::: Information shown :::

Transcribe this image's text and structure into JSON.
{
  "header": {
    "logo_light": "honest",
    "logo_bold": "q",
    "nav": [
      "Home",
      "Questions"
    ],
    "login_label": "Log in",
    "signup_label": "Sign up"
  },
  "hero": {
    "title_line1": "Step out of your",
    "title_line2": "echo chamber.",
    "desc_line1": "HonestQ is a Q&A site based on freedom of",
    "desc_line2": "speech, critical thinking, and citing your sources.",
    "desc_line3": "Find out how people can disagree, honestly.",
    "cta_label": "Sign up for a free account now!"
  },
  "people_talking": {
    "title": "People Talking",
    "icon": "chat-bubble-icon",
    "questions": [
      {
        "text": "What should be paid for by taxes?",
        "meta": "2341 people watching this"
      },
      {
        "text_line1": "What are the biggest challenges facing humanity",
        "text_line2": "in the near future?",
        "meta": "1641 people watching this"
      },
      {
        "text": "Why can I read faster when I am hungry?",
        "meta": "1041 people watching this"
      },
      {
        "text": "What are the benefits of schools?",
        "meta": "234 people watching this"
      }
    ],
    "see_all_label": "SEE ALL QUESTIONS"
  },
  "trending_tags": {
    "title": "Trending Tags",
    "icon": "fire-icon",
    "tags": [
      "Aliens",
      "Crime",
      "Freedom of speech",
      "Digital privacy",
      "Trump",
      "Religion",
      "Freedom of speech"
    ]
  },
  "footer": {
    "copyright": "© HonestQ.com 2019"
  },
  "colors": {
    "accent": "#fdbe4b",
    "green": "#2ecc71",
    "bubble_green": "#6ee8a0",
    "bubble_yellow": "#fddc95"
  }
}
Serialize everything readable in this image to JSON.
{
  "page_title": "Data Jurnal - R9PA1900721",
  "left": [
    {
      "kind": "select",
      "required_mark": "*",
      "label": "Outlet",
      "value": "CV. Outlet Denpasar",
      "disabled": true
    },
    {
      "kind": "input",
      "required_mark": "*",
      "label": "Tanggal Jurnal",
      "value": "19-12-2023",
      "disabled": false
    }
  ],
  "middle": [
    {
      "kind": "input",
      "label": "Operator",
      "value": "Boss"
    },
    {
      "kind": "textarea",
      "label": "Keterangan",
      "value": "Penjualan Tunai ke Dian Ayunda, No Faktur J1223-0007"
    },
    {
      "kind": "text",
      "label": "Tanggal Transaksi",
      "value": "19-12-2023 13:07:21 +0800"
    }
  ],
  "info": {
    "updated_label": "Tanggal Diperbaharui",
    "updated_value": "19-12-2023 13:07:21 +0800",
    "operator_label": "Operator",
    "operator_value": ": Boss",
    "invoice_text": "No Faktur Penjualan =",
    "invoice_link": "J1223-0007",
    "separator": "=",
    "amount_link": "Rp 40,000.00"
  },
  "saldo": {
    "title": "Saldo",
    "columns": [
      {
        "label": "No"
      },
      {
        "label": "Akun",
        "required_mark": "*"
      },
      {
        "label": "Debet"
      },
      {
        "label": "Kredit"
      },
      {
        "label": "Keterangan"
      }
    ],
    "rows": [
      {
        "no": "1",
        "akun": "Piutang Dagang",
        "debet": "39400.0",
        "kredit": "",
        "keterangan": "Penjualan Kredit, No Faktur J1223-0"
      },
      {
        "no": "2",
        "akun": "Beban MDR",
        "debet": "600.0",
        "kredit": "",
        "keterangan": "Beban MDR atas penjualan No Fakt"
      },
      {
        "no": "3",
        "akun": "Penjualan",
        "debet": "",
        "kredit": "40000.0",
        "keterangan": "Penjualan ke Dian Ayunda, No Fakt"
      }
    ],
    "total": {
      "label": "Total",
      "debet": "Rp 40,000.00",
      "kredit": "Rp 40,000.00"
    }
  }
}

:::

◆ Work to do:
Search the records above for "Beban". Copy each line where it is found.

◆ Exercise result:
        "akun": "Beban MDR",
        "keterangan": "Beban MDR atas penjualan No Fakt"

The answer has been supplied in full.